> **Prompt**
Copy out lines with the word "adalah" from the material that follows.

[Excerpt from a dataset]
▼▼▼
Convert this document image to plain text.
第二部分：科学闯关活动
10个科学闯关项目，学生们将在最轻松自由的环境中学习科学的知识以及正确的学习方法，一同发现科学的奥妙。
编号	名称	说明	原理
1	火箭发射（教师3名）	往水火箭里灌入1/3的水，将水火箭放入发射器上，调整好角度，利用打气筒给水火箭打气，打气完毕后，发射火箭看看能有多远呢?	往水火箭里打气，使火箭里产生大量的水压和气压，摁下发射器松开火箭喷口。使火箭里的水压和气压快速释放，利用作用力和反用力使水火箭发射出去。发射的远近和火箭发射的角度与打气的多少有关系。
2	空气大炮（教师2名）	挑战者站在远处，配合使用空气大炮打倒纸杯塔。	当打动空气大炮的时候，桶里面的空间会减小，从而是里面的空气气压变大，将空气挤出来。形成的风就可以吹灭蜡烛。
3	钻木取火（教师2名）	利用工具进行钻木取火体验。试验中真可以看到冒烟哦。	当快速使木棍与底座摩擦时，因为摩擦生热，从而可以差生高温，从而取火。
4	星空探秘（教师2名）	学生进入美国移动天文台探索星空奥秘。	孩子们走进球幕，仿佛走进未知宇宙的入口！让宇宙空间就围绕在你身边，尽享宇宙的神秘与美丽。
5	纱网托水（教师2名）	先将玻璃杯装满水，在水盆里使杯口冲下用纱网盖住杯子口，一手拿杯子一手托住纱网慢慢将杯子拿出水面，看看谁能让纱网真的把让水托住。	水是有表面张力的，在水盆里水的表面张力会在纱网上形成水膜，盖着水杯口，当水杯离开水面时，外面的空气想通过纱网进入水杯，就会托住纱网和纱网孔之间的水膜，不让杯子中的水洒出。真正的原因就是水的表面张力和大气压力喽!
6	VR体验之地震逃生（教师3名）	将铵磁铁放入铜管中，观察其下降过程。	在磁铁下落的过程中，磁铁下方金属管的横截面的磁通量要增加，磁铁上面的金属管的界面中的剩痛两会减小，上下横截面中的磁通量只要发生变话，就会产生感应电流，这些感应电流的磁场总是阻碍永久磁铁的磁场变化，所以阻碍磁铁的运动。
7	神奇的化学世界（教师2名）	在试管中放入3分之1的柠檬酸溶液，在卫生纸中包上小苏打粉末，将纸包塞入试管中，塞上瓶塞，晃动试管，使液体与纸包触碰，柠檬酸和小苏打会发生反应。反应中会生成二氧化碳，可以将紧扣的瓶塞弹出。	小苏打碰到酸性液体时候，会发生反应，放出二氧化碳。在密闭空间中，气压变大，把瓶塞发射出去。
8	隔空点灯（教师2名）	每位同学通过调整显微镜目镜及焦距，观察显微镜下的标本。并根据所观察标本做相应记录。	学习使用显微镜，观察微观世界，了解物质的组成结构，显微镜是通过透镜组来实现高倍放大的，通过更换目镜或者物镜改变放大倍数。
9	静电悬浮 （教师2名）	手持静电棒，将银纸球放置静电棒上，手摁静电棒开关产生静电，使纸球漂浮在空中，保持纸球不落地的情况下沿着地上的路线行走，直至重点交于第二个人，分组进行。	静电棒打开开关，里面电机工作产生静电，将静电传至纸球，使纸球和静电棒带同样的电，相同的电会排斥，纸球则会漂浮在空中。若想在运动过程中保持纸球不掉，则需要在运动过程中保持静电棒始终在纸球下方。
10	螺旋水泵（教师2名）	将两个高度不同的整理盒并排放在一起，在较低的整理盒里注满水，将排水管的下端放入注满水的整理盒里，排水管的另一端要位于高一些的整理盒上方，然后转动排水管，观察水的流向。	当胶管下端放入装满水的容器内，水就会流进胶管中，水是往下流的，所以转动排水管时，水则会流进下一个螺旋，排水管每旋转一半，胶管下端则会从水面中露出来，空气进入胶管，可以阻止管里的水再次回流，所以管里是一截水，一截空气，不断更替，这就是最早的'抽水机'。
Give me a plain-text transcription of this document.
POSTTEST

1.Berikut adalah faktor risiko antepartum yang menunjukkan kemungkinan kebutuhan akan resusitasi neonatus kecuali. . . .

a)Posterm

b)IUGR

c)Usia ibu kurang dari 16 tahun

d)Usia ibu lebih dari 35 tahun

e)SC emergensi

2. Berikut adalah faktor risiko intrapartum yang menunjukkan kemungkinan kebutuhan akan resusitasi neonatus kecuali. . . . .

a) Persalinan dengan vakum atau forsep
▲▲▲
> **Solved problem**
1.Berikut adalah faktor risiko antepartum yang menunjukkan kemungkinan kebutuhan akan resusitasi neonatus kecuali. . . .
2. Berikut adalah faktor risiko intrapartum yang menunjukkan kemungkinan kebutuhan akan resusitasi neonatus kecuali. . . . .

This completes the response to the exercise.